• Problem to work on:
Reproduce every entry below precisely; do not include the pictures.

***** Rows

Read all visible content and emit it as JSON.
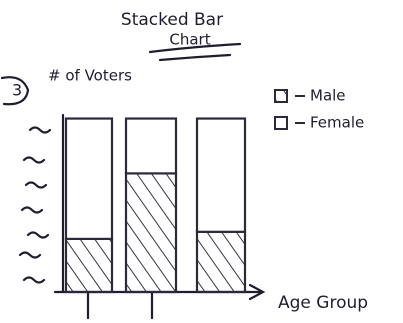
{
  "chart_data": {
    "type": "stacked-bar",
    "title": [
      "Stacked Bar",
      "Chart"
    ],
    "annotation": "3",
    "ylabel": "# of Voters",
    "xlabel": "Age Group",
    "categories": [
      null,
      null,
      null
    ],
    "series": [
      {
        "name": "Male",
        "color": "#2a2a3a",
        "hatch": true,
        "values": [
          30,
          67,
          34
        ]
      },
      {
        "name": "Female",
        "color": "#2a2a3a",
        "hatch": false,
        "values": [
          68,
          31,
          64
        ]
      }
    ],
    "ylim": [
      0,
      100
    ]
  }
}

**********

• Final result:
Read all visible content and emit it as JSON.
{
  "chart_data": {
    "type": "stacked-bar",
    "title": [
      "Stacked Bar",
      "Chart"
    ],
    "annotation": "3",
    "ylabel": "# of Voters",
    "xlabel": "Age Group",
    "categories": [
      null,
      null,
      null
    ],
    "series": [
      {
        "name": "Male",
        "color": "#2a2a3a",
        "hatch": true,
        "values": [
          30,
          67,
          34
        ]
      },
      {
        "name": "Female",
        "color": "#2a2a3a",
        "hatch": false,
        "values": [
          68,
          31,
          64
        ]
      }
    ],
    "ylim": [
      0,
      100
    ]
  }
}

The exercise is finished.